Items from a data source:
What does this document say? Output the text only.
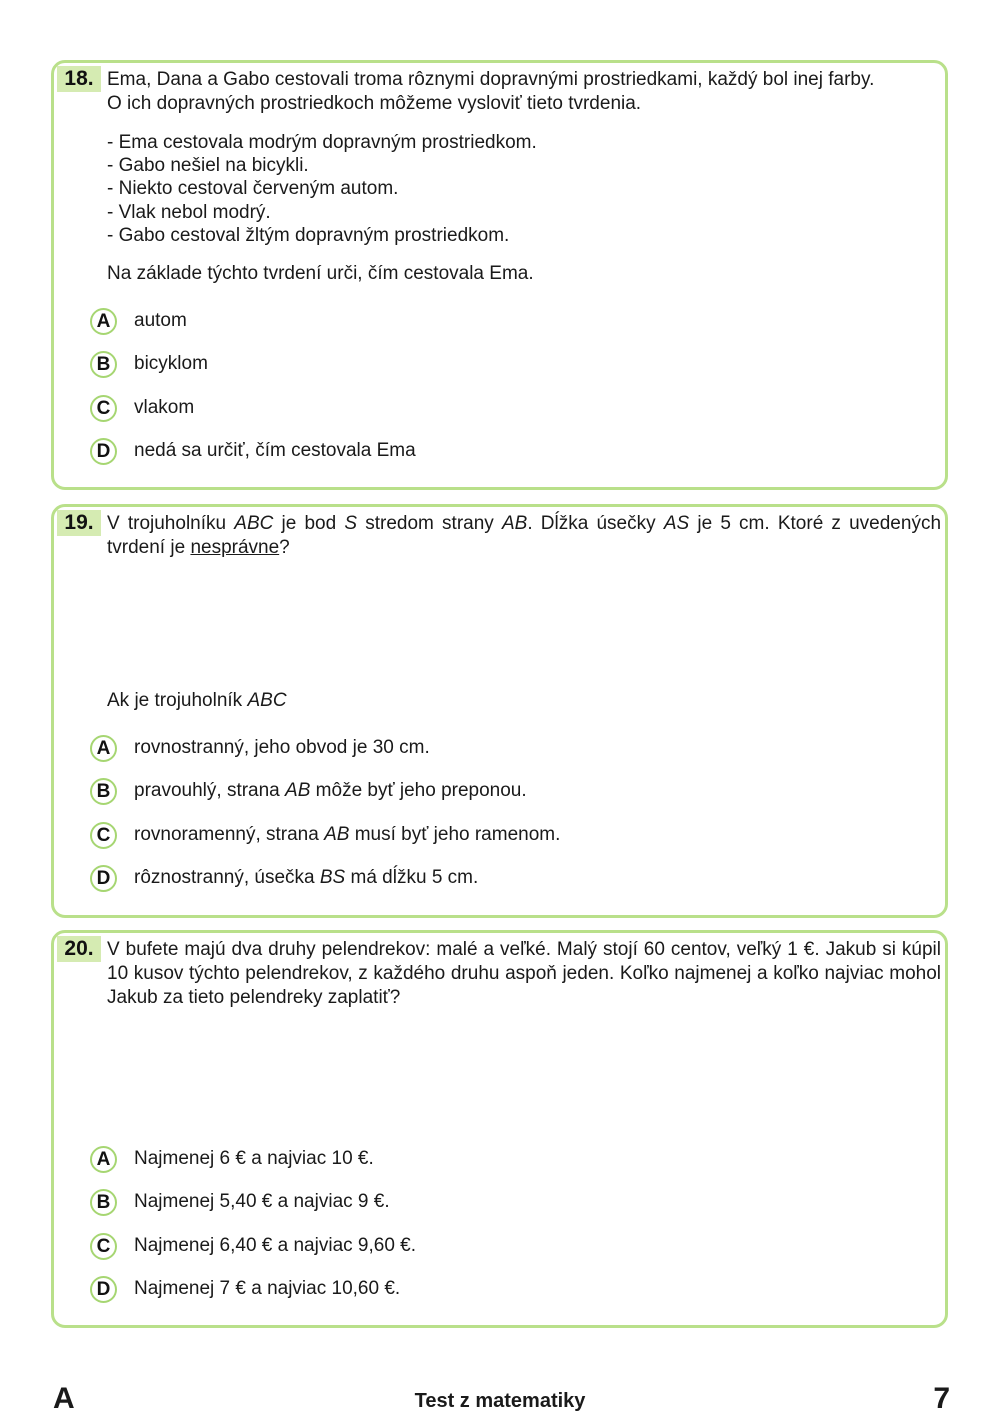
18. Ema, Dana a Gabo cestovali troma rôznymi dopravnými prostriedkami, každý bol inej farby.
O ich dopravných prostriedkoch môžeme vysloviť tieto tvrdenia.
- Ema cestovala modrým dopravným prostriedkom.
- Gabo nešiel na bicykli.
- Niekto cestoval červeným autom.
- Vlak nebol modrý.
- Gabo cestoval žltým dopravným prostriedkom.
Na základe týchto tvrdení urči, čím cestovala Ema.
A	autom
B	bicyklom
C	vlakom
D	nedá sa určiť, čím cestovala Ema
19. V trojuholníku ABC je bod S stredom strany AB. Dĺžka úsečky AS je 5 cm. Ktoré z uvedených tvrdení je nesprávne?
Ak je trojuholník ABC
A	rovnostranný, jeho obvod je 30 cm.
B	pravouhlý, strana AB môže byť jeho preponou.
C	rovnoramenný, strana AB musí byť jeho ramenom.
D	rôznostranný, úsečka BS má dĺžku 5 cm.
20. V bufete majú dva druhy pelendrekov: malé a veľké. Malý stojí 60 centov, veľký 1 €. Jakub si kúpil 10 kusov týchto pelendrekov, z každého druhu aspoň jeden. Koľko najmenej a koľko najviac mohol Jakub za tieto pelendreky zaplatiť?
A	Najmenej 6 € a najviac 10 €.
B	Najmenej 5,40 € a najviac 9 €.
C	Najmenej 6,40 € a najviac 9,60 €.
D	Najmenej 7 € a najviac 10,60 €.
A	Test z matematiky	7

= Objective =
Show all lines from the listing above in which "jeho" appears.

= Correct answer =
A	rovnostranný, jeho obvod je 30 cm.
B	pravouhlý, strana AB môže byť jeho preponou.
C	rovnoramenný, strana AB musí byť jeho ramenom.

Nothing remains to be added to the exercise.